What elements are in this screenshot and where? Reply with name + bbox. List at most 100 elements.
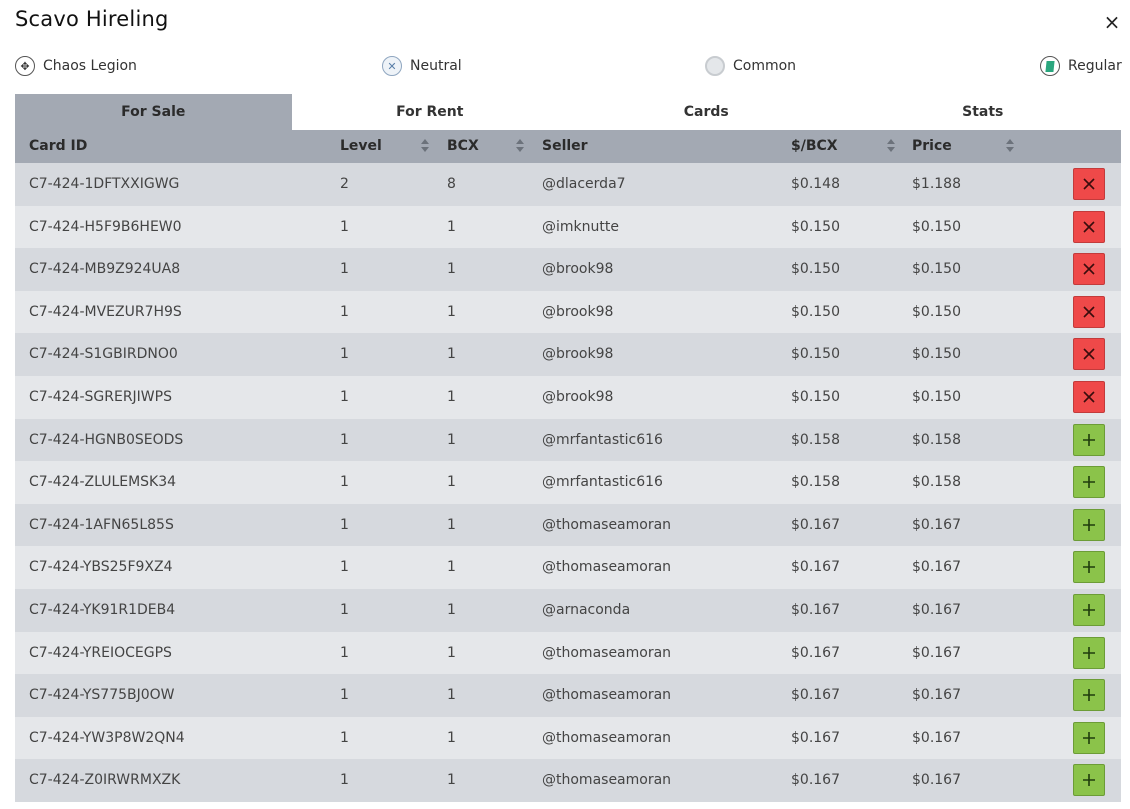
cell-price: $0.158 [912, 474, 961, 491]
table-row: C7-424-YREIOCEGPS 1 1 @thomaseamoran $0.167 $… [15, 631, 1121, 675]
cell-price: $1.188 [912, 176, 961, 192]
cell-seller[interactable]: @mrfantastic616 [542, 461, 663, 504]
attribute-element: ✕ Neutral [382, 54, 462, 78]
cell-level: 1 [340, 687, 349, 704]
cell-level: 1 [340, 729, 349, 746]
cell-seller[interactable]: @brook98 [542, 248, 613, 291]
cell-level: 1 [340, 218, 349, 235]
cell-price: $0.167 [912, 559, 961, 576]
cell-seller[interactable]: @thomaseamoran [542, 717, 671, 760]
cell-bcx: 1 [447, 729, 456, 746]
cell-seller[interactable]: @thomaseamoran [542, 504, 671, 547]
plus-icon [1082, 603, 1096, 617]
add-to-cart-button[interactable] [1073, 764, 1105, 797]
table-row: C7-424-Z0IRWRMXZK 1 1 @thomaseamoran $0.167 $… [15, 759, 1121, 802]
plus-icon [1082, 518, 1096, 532]
column-level[interactable]: Level [340, 130, 382, 163]
add-to-cart-button[interactable] [1073, 593, 1105, 626]
cell-bcx: 1 [447, 687, 456, 704]
sort-price-icon[interactable] [1006, 139, 1014, 154]
cell-seller[interactable]: @brook98 [542, 291, 613, 334]
table-row: C7-424-1DFTXXIGWG 2 8 @dlacerda7 $0.148 $1.18… [15, 163, 1121, 206]
close-icon [1082, 305, 1096, 319]
cell-per-bcx: $0.167 [791, 644, 840, 661]
attribute-label: Chaos Legion [43, 58, 137, 74]
close-icon [1082, 262, 1096, 276]
cell-level: 1 [340, 772, 349, 789]
cell-per-bcx: $0.167 [791, 772, 840, 789]
remove-from-cart-button[interactable] [1073, 380, 1105, 413]
table-row: C7-424-YW3P8W2QN4 1 1 @thomaseamoran $0.167 $… [15, 716, 1121, 760]
tab-stats[interactable]: Stats [844, 94, 1121, 130]
tab-for-sale[interactable]: For Sale [15, 94, 292, 130]
cell-price: $0.167 [912, 601, 961, 618]
attribute-label: Regular [1068, 58, 1122, 74]
cell-seller[interactable]: @thomaseamoran [542, 674, 671, 717]
cell-per-bcx: $0.150 [791, 388, 840, 405]
close-icon [1082, 390, 1096, 404]
modal-title: Scavo Hireling [15, 7, 169, 31]
remove-from-cart-button[interactable] [1073, 253, 1105, 286]
sort-bcx-icon[interactable] [516, 139, 524, 154]
cell-seller[interactable]: @thomaseamoran [542, 759, 671, 802]
cell-seller[interactable]: @thomaseamoran [542, 546, 671, 589]
tab-for-rent[interactable]: For Rent [291, 94, 568, 130]
add-to-cart-button[interactable] [1073, 466, 1105, 499]
plus-icon [1082, 731, 1096, 745]
cell-seller[interactable]: @dlacerda7 [542, 163, 626, 206]
cell-seller[interactable]: @thomaseamoran [542, 632, 671, 675]
sort-level-icon[interactable] [421, 139, 429, 154]
cell-seller[interactable]: @brook98 [542, 333, 613, 376]
cell-card-id: C7-424-Z0IRWRMXZK [29, 772, 181, 789]
market-tabs: For Sale For Rent Cards Stats [15, 94, 1121, 130]
cell-price: $0.167 [912, 729, 961, 746]
cell-seller[interactable]: @arnaconda [542, 589, 630, 632]
table-header: Card ID Level BCX Seller $/BCX Price [15, 130, 1121, 163]
cell-per-bcx: $0.167 [791, 687, 840, 704]
cell-bcx: 1 [447, 388, 456, 405]
add-to-cart-button[interactable] [1073, 551, 1105, 584]
cell-bcx: 1 [447, 431, 456, 448]
cell-bcx: 1 [447, 346, 456, 363]
cell-bcx: 8 [447, 176, 456, 192]
table-row: C7-424-SGRERJIWPS 1 1 @brook98 $0.150 $0.150 [15, 375, 1121, 419]
cell-price: $0.150 [912, 388, 961, 405]
remove-from-cart-button[interactable] [1073, 168, 1105, 200]
remove-from-cart-button[interactable] [1073, 338, 1105, 371]
remove-from-cart-button[interactable] [1073, 295, 1105, 328]
add-to-cart-button[interactable] [1073, 508, 1105, 541]
cell-card-id: C7-424-MVEZUR7H9S [29, 303, 182, 320]
cell-card-id: C7-424-ZLULEMSK34 [29, 474, 177, 491]
cell-card-id: C7-424-YW3P8W2QN4 [29, 729, 185, 746]
remove-from-cart-button[interactable] [1073, 210, 1105, 243]
cell-card-id: C7-424-S1GBIRDNO0 [29, 346, 178, 363]
cell-card-id: C7-424-HGNB0SEODS [29, 431, 184, 448]
cell-bcx: 1 [447, 772, 456, 789]
tab-cards[interactable]: Cards [568, 94, 845, 130]
cell-per-bcx: $0.150 [791, 218, 840, 235]
cell-per-bcx: $0.167 [791, 601, 840, 618]
add-to-cart-button[interactable] [1073, 721, 1105, 754]
sort-per-bcx-icon[interactable] [887, 139, 895, 154]
column-per-bcx[interactable]: $/BCX [791, 130, 838, 163]
cell-level: 2 [340, 176, 349, 192]
cell-seller[interactable]: @brook98 [542, 376, 613, 419]
regular-edition-icon [1040, 56, 1060, 76]
cell-seller[interactable]: @imknutte [542, 206, 619, 249]
cell-level: 1 [340, 431, 349, 448]
cell-level: 1 [340, 559, 349, 576]
cell-card-id: C7-424-YBS25F9XZ4 [29, 559, 173, 576]
column-price[interactable]: Price [912, 130, 952, 163]
plus-icon [1082, 646, 1096, 660]
close-icon[interactable]: × [1100, 10, 1124, 34]
cell-price: $0.150 [912, 261, 961, 278]
cell-per-bcx: $0.167 [791, 559, 840, 576]
add-to-cart-button[interactable] [1073, 636, 1105, 669]
cell-bcx: 1 [447, 559, 456, 576]
add-to-cart-button[interactable] [1073, 423, 1105, 456]
cell-level: 1 [340, 474, 349, 491]
cell-bcx: 1 [447, 261, 456, 278]
add-to-cart-button[interactable] [1073, 679, 1105, 712]
cell-seller[interactable]: @mrfantastic616 [542, 419, 663, 462]
column-bcx[interactable]: BCX [447, 130, 479, 163]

☆ ☆ ☆ ☆

◆ **PROBLEM STATEMENT**
Copy out the rows starting at the one containing "cell-price: $0.158 [912, 474, 961, 491]" and ending at the one containing "close-icon [1082, 262, 1096, 276]", both included.

◆ **COMPLETED TASK**
cell-price: $0.158 [912, 474, 961, 491]
table-row: C7-424-YREIOCEGPS 1 1 @thomaseamoran $0.167 $… [15, 631, 1121, 675]
cell-price: $1.188 [912, 176, 961, 192]
cell-seller[interactable]: @mrfantastic616 [542, 461, 663, 504]
attribute-element: ✕ Neutral [382, 54, 462, 78]
cell-level: 1 [340, 687, 349, 704]
cell-level: 1 [340, 729, 349, 746]
cell-seller[interactable]: @brook98 [542, 248, 613, 291]
cell-level: 1 [340, 218, 349, 235]
cell-price: $0.167 [912, 559, 961, 576]
cell-seller[interactable]: @thomaseamoran [542, 717, 671, 760]
cell-bcx: 1 [447, 729, 456, 746]
cell-seller[interactable]: @thomaseamoran [542, 504, 671, 547]
plus-icon [1082, 603, 1096, 617]
add-to-cart-button[interactable] [1073, 764, 1105, 797]
table-row: C7-424-Z0IRWRMXZK 1 1 @thomaseamoran $0.167 $… [15, 759, 1121, 802]
plus-icon [1082, 518, 1096, 532]
column-level[interactable]: Level [340, 130, 382, 163]
add-to-cart-button[interactable] [1073, 593, 1105, 626]
cell-bcx: 1 [447, 687, 456, 704]
sort-price-icon[interactable] [1006, 139, 1014, 154]
cell-seller[interactable]: @brook98 [542, 291, 613, 334]
table-row: C7-424-1DFTXXIGWG 2 8 @dlacerda7 $0.148 $1.18… [15, 163, 1121, 206]
close-icon [1082, 305, 1096, 319]
cell-per-bcx: $0.167 [791, 644, 840, 661]
attribute-label: Chaos Legion [43, 58, 137, 74]
close-icon [1082, 262, 1096, 276]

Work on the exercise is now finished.